• [PROMPT]: Show every line that has the string "acquis" in it.

• [INFORMATION GIVEN]:
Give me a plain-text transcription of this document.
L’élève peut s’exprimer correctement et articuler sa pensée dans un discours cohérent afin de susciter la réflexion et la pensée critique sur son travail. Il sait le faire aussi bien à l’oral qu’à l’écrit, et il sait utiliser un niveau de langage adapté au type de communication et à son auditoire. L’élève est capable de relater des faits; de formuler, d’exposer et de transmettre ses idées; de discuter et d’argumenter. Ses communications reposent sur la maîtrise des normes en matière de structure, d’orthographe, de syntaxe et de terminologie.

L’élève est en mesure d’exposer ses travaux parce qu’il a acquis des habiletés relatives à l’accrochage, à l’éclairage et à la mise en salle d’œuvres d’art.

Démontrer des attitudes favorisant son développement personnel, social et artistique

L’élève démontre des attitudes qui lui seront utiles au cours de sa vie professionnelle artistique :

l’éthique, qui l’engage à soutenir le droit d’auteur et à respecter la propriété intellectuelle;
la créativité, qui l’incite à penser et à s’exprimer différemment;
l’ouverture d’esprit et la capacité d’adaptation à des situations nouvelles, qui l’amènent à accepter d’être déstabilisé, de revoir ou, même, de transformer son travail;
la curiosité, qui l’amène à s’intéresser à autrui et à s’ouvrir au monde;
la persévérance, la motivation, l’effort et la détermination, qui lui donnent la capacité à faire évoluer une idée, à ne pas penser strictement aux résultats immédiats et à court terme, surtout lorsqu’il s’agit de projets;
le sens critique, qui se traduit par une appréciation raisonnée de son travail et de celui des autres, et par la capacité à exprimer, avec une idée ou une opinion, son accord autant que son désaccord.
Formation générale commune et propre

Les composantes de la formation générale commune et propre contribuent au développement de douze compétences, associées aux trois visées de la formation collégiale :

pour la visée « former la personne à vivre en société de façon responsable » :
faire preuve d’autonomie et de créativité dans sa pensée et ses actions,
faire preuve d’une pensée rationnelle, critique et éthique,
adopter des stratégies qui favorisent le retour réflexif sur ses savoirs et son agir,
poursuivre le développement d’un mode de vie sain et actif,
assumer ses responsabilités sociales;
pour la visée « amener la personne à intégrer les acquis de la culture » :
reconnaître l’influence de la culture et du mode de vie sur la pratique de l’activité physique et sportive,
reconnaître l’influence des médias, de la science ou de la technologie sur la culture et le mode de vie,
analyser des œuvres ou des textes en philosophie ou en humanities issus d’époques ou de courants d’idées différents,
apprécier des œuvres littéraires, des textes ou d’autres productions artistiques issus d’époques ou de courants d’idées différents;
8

• [PROBLEM SOLUTION]:
L’élève est en mesure d’exposer ses travaux parce qu’il a acquis des habiletés relatives à l’accrochage, à l’éclairage et à la mise en salle d’œuvres d’art.
pour la visée « amener la personne à intégrer les acquis de la culture » :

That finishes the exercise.